> [Supplied data]

--- BEGIN ---

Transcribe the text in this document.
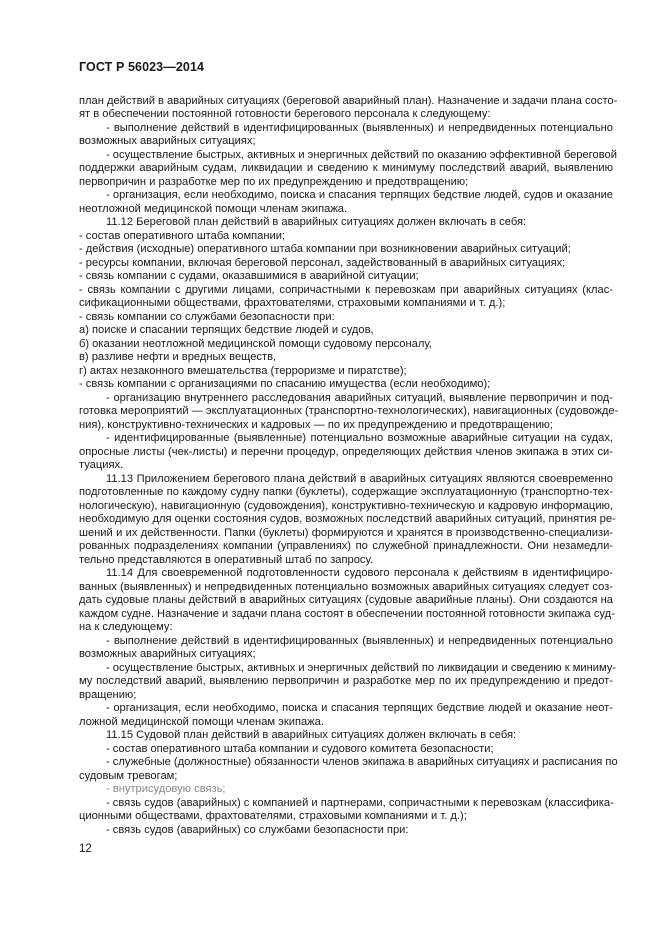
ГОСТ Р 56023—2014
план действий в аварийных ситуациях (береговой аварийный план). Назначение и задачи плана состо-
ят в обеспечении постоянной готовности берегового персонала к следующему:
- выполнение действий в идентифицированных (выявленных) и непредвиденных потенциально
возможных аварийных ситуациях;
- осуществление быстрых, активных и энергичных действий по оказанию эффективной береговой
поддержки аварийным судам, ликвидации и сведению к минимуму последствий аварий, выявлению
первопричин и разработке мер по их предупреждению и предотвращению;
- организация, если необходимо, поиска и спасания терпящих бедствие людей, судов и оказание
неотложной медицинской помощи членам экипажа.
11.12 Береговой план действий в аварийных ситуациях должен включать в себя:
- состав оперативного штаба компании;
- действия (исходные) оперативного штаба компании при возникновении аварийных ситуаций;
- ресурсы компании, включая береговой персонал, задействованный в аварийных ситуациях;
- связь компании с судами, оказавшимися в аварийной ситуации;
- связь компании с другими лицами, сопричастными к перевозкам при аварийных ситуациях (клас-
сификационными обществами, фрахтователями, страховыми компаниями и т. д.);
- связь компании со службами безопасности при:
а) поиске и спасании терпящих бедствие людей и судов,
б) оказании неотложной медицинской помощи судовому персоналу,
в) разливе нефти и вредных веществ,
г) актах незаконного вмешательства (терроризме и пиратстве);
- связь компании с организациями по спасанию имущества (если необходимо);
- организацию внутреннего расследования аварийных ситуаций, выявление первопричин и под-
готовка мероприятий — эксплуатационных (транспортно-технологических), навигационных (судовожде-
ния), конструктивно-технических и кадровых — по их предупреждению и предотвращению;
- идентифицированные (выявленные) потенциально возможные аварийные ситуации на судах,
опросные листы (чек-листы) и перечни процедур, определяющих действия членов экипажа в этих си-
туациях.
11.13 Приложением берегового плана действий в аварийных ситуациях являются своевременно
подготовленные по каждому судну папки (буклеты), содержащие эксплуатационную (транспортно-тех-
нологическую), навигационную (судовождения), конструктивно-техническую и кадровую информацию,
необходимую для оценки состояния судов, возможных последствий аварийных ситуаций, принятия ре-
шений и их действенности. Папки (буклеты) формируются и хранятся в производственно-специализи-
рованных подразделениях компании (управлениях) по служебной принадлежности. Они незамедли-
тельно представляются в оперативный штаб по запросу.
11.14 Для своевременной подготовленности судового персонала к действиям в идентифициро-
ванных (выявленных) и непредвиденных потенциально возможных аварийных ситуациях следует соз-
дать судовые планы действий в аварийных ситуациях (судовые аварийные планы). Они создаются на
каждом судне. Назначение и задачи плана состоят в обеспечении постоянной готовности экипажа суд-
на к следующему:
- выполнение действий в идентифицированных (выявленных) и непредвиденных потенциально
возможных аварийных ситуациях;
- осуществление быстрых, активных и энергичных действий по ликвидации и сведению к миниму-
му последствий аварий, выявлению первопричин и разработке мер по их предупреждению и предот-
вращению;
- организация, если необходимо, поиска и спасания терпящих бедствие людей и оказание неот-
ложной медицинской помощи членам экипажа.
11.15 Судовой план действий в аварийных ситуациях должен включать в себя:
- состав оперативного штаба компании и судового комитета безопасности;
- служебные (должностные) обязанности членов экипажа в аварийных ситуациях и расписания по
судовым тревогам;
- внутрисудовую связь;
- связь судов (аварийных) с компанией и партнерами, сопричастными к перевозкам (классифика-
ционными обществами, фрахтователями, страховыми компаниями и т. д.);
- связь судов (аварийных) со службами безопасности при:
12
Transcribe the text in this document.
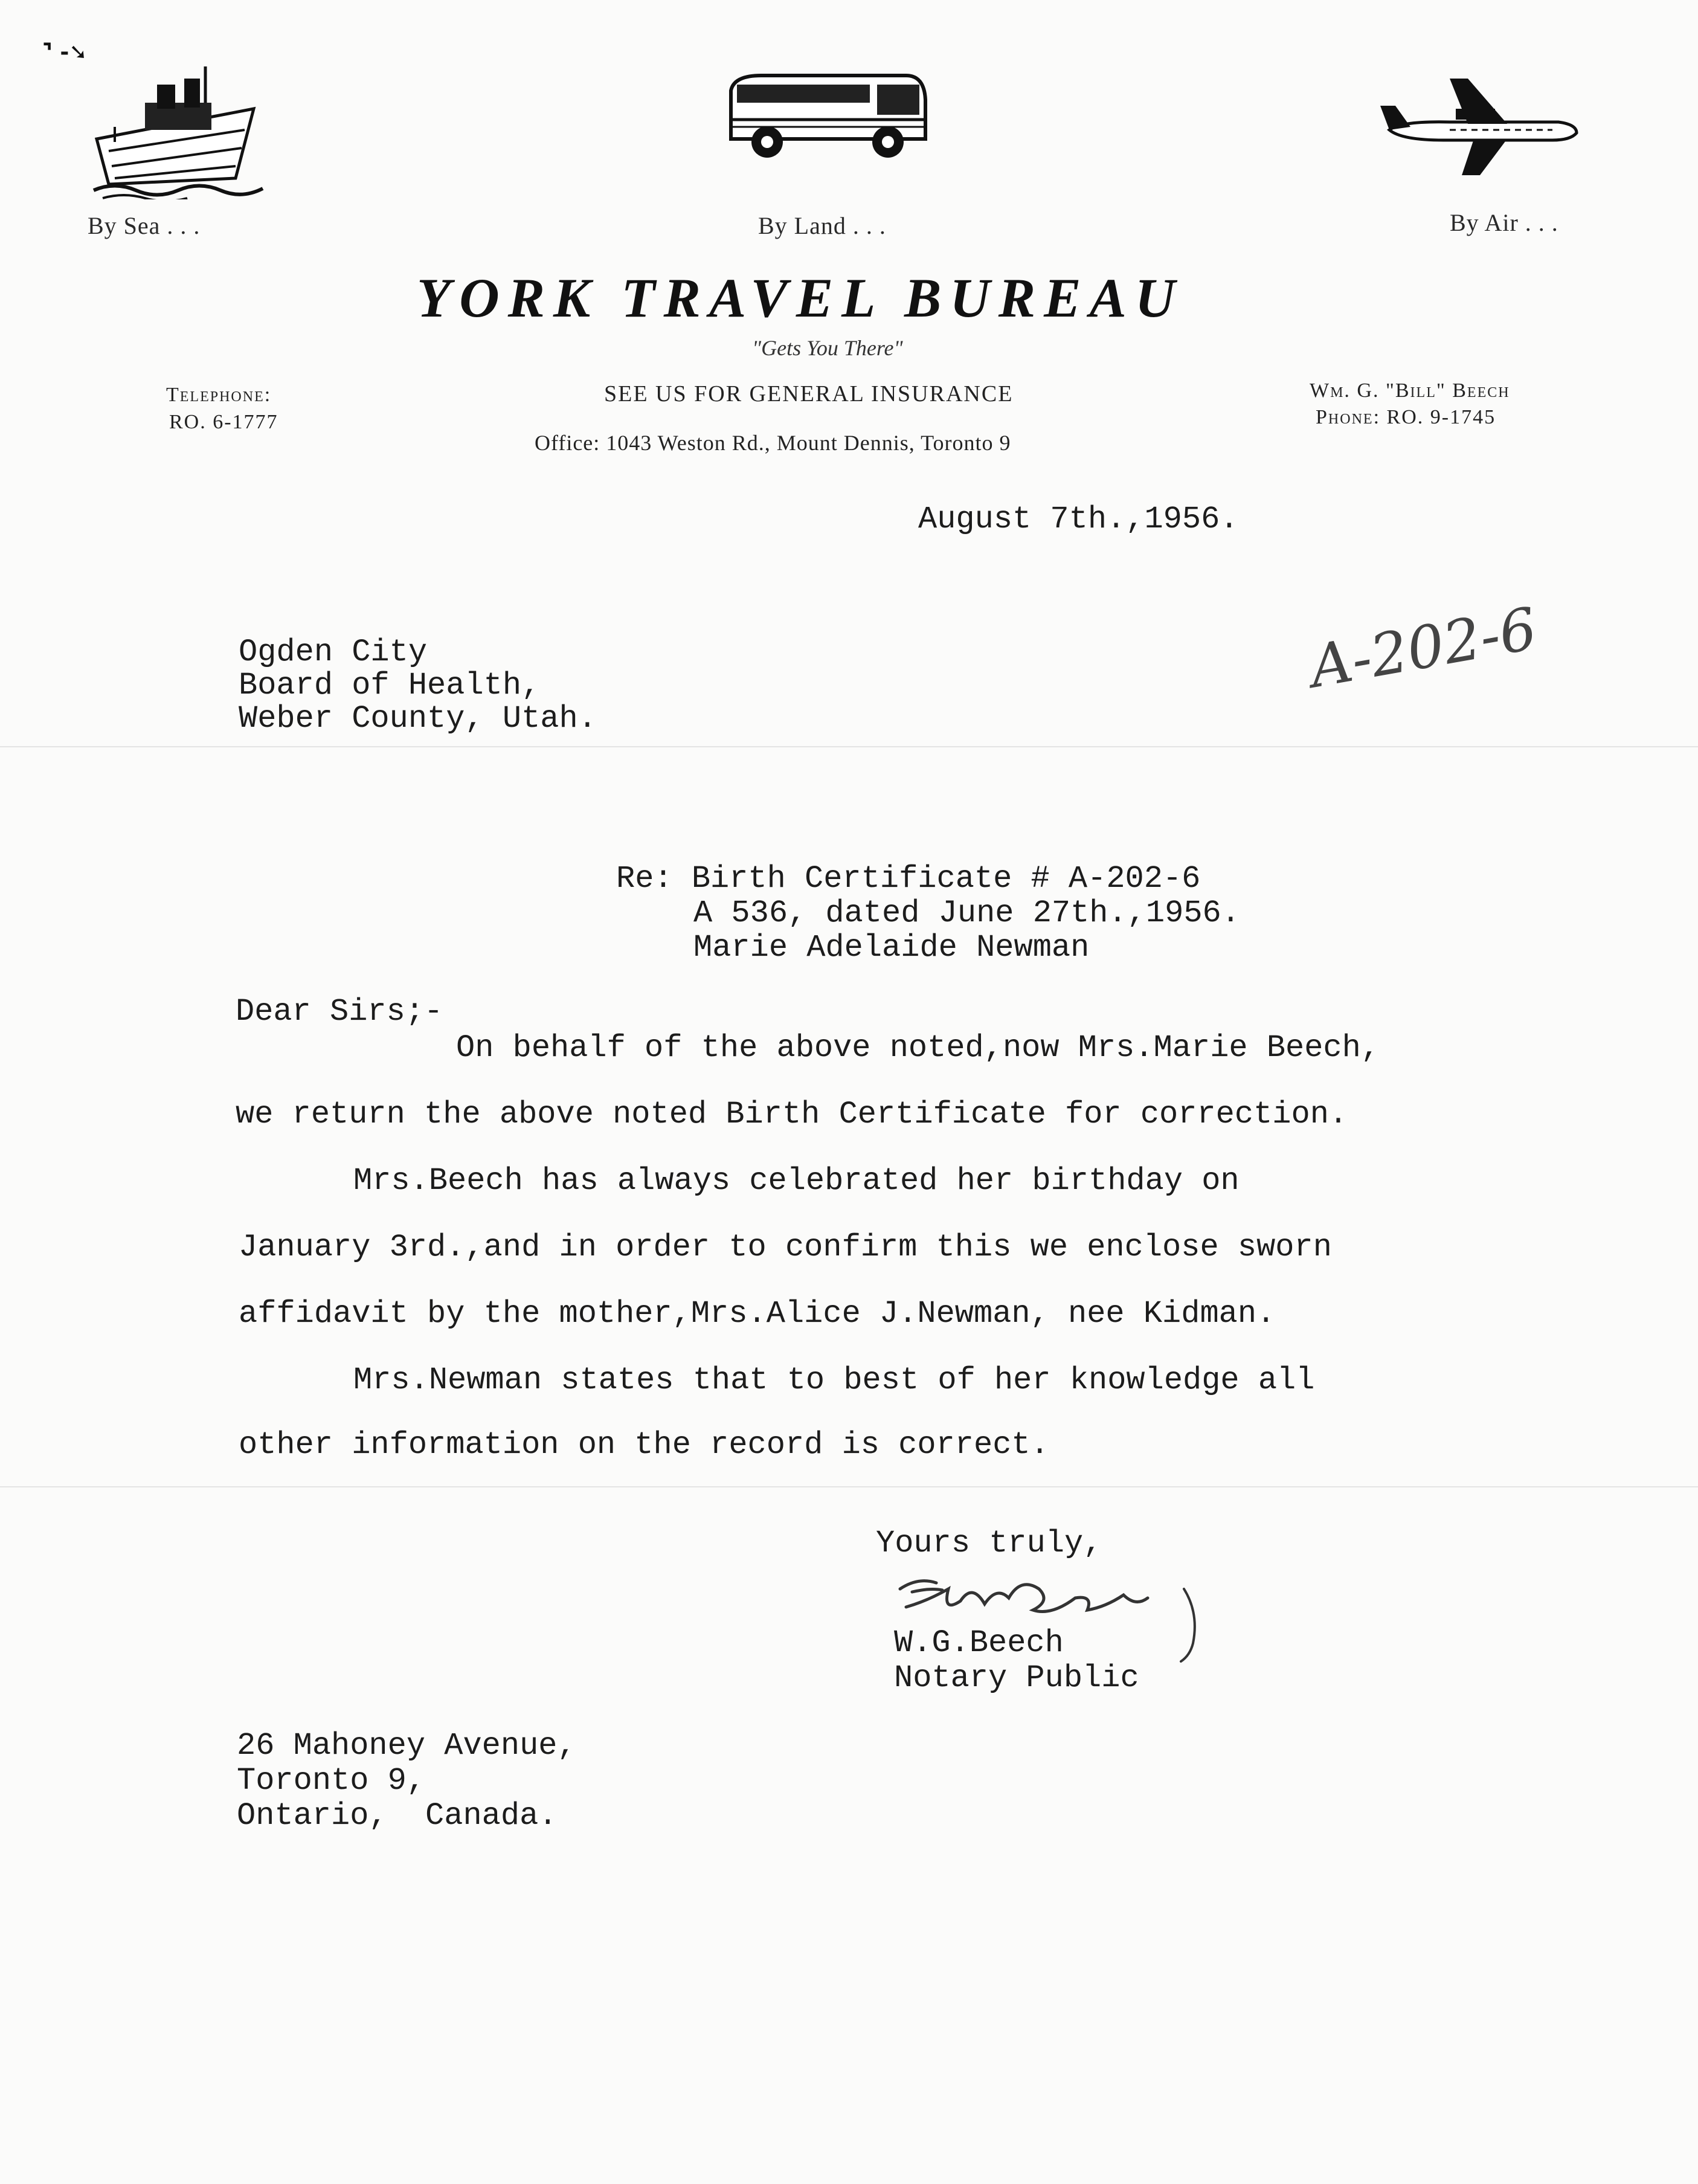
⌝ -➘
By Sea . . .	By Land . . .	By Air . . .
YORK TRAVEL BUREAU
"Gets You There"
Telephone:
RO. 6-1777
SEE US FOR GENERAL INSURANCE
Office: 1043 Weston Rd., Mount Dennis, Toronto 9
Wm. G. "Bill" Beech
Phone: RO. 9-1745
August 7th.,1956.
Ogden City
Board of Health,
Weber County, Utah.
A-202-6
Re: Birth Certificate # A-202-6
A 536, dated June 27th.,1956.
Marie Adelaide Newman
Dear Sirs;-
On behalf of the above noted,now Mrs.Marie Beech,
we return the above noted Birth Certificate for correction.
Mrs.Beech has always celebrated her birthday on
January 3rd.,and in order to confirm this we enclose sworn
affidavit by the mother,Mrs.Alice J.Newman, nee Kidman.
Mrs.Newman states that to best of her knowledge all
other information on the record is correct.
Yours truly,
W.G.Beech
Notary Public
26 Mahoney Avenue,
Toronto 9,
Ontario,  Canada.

--- END ---
--- BEGIN ---

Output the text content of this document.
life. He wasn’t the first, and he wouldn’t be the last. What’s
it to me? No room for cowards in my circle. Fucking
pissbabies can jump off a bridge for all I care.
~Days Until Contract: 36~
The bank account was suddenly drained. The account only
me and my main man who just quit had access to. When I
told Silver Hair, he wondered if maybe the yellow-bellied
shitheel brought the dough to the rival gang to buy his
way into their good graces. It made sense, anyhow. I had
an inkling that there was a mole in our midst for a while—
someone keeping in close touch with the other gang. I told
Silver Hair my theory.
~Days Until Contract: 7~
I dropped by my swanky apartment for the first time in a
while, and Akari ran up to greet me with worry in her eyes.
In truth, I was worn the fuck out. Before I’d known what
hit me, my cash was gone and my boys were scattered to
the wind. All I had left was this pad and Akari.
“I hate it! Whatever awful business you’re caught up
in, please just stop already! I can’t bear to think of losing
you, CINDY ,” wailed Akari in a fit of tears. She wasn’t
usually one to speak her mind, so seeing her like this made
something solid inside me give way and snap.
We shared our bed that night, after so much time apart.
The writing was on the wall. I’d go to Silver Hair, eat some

--- END ---
--- BEGIN ---

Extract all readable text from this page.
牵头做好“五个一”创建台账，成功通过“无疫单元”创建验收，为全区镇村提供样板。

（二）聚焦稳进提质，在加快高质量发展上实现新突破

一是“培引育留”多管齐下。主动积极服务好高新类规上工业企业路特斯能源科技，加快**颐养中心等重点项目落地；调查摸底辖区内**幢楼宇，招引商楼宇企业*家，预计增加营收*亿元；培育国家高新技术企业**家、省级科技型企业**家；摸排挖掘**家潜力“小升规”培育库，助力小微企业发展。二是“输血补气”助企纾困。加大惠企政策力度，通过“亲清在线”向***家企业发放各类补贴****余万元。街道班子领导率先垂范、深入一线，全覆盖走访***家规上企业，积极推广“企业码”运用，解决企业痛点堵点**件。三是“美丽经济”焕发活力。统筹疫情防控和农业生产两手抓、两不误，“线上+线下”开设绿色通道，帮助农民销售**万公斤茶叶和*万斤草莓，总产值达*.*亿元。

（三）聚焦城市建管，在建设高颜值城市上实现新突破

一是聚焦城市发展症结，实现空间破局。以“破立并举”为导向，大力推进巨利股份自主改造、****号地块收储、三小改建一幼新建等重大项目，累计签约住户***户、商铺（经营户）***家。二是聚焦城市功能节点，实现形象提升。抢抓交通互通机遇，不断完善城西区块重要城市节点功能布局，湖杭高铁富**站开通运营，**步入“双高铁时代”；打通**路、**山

--- END ---

> [Aim] Pick out the lines containing the word "сведению" and show them.

> [Output of the exercise]
поддержки аварийным судам, ликвидации и сведению к минимуму последствий аварий, выявлению
- осуществление быстрых, активных и энергичных действий по ликвидации и сведению к миниму-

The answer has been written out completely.